%%

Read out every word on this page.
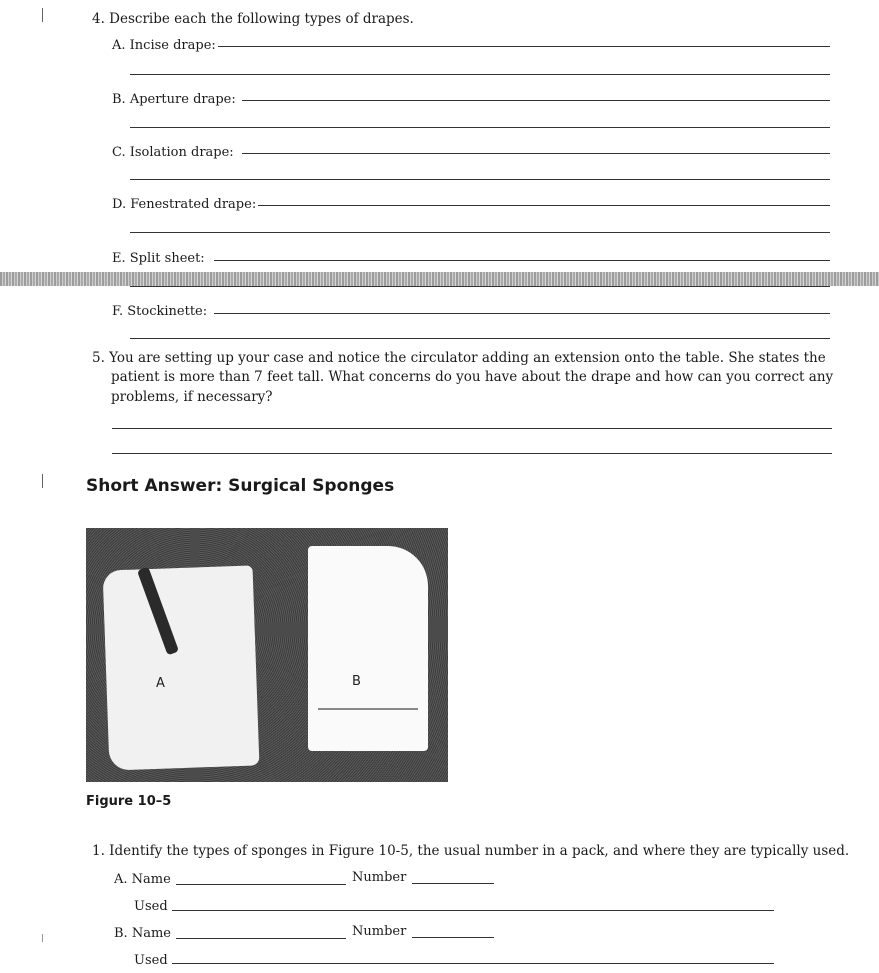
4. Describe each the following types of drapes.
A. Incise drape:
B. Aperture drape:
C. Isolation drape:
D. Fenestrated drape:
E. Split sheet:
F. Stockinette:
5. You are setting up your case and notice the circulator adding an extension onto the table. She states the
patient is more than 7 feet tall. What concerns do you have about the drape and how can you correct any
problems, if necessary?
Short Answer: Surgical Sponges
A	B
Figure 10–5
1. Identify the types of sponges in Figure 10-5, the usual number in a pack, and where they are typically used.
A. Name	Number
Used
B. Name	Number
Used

%%
%%

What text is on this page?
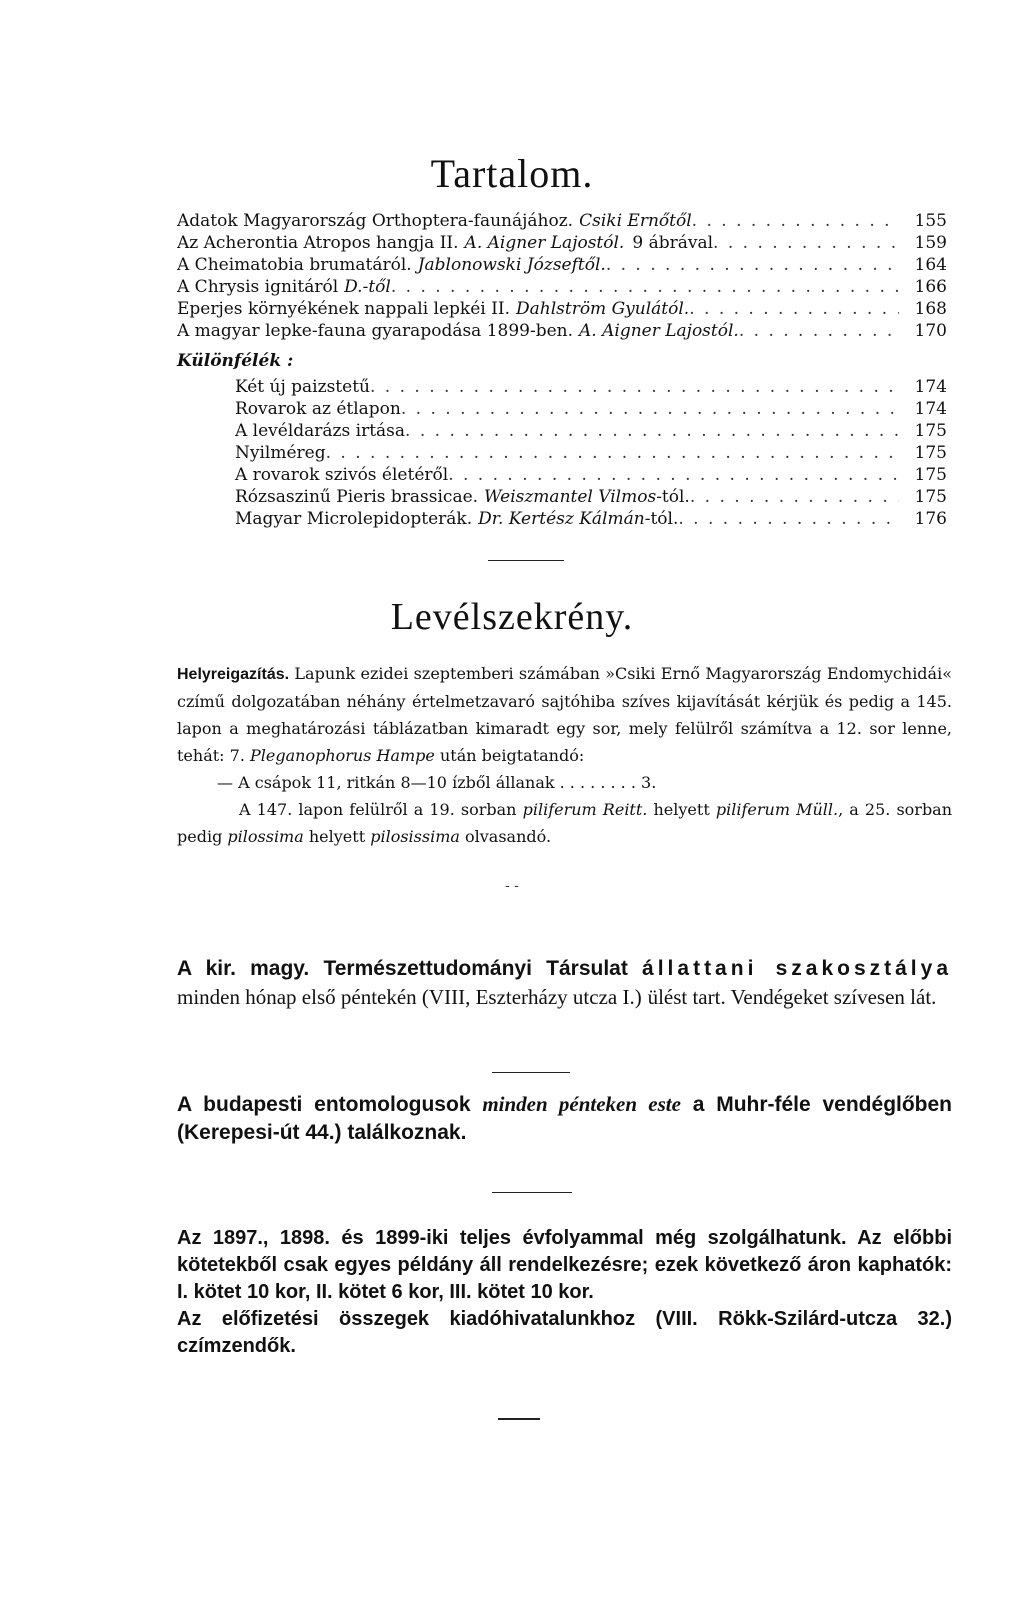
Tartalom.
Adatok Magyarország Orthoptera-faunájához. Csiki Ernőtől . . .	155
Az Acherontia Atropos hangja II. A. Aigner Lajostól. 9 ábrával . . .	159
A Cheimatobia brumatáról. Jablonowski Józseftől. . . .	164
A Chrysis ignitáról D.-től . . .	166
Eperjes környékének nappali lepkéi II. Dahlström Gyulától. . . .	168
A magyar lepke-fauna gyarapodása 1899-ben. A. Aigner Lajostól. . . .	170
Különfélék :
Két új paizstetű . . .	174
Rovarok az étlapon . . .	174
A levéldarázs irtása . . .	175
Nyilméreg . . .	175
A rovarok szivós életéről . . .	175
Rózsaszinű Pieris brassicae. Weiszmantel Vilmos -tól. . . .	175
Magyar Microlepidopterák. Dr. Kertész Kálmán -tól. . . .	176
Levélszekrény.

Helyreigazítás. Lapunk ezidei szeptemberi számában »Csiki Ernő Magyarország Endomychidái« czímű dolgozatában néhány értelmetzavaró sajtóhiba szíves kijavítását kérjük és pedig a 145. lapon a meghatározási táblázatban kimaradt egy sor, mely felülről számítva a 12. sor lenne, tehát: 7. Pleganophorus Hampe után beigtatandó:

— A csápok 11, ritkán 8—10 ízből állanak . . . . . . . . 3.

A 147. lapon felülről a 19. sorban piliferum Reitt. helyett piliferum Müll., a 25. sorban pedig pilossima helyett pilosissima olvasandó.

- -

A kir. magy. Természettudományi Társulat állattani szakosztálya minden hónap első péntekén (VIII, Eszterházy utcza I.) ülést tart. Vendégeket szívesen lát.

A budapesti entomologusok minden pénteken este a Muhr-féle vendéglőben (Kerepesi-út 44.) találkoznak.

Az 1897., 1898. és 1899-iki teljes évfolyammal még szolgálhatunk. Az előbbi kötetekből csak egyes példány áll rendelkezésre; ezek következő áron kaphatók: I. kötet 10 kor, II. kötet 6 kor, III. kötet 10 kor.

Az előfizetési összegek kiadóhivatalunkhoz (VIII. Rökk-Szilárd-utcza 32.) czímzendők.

%%

§ EXERCISE REQUIREMENTS:
Copy out every line of the listing that contains the string "this".

§ THE RESULT:
Read out every word on this page.
What text is on this page?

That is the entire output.